Retype every entry in its entirety, without alteration.
==========
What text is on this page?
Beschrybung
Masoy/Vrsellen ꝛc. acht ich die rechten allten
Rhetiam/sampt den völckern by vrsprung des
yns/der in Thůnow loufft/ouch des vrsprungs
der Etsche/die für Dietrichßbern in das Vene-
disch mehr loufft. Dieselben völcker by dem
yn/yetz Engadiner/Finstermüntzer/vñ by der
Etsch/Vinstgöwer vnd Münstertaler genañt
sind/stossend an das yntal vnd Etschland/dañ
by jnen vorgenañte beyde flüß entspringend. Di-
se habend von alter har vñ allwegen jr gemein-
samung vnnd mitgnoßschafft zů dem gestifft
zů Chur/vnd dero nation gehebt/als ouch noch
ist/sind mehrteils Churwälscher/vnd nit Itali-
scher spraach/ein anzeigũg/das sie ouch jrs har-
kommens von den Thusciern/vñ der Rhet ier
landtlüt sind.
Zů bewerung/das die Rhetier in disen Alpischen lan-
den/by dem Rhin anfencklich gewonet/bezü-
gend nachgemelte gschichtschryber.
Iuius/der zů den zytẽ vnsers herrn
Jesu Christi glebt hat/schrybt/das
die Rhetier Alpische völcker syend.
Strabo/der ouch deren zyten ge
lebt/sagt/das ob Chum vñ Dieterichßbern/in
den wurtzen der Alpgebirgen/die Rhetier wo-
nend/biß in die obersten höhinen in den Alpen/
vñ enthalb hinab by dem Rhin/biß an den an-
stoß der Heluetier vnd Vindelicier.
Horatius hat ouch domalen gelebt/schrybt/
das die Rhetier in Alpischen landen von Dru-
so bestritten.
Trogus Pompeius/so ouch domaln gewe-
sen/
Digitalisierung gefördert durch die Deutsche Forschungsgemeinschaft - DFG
==========
## SOLUTION FOR THIS TASK
What text is on this page?
Beschrybung
Masoy/Vrsellen ꝛc. acht ich die rechten allten
Rhetiam/sampt den völckern by vrsprung des
yns/der in Thůnow loufft/ouch des vrsprungs
der Etsche/die für Dietrichßbern in das Vene-
disch mehr loufft. Dieselben völcker by dem
yn/yetz Engadiner/Finstermüntzer/vñ by der
Etsch/Vinstgöwer vnd Münstertaler genañt
sind/stossend an das yntal vnd Etschland/dañ
by jnen vorgenañte beyde flüß entspringend. Di-
se habend von alter har vñ allwegen jr gemein-
samung vnnd mitgnoßschafft zů dem gestifft
zů Chur/vnd dero nation gehebt/als ouch noch
ist/sind mehrteils Churwälscher/vnd nit Itali-
scher spraach/ein anzeigũg/das sie ouch jrs har-
kommens von den Thusciern/vñ der Rhet ier
landtlüt sind.
Zů bewerung/das die Rhetier in disen Alpischen lan-
den/by dem Rhin anfencklich gewonet/bezü-
gend nachgemelte gschichtschryber.
Iuius/der zů den zytẽ vnsers herrn
Jesu Christi glebt hat/schrybt/das
die Rhetier Alpische völcker syend.
Strabo/der ouch deren zyten ge
lebt/sagt/das ob Chum vñ Dieterichßbern/in
den wurtzen der Alpgebirgen/die Rhetier wo-
nend/biß in die obersten höhinen in den Alpen/
vñ enthalb hinab by dem Rhin/biß an den an-
stoß der Heluetier vnd Vindelicier.
Horatius hat ouch domalen gelebt/schrybt/
das die Rhetier in Alpischen landen von Dru-
so bestritten.
Trogus Pompeius/so ouch domaln gewe-
sen/
Digitalisierung gefördert durch die Deutsche Forschungsgemeinschaft - DFG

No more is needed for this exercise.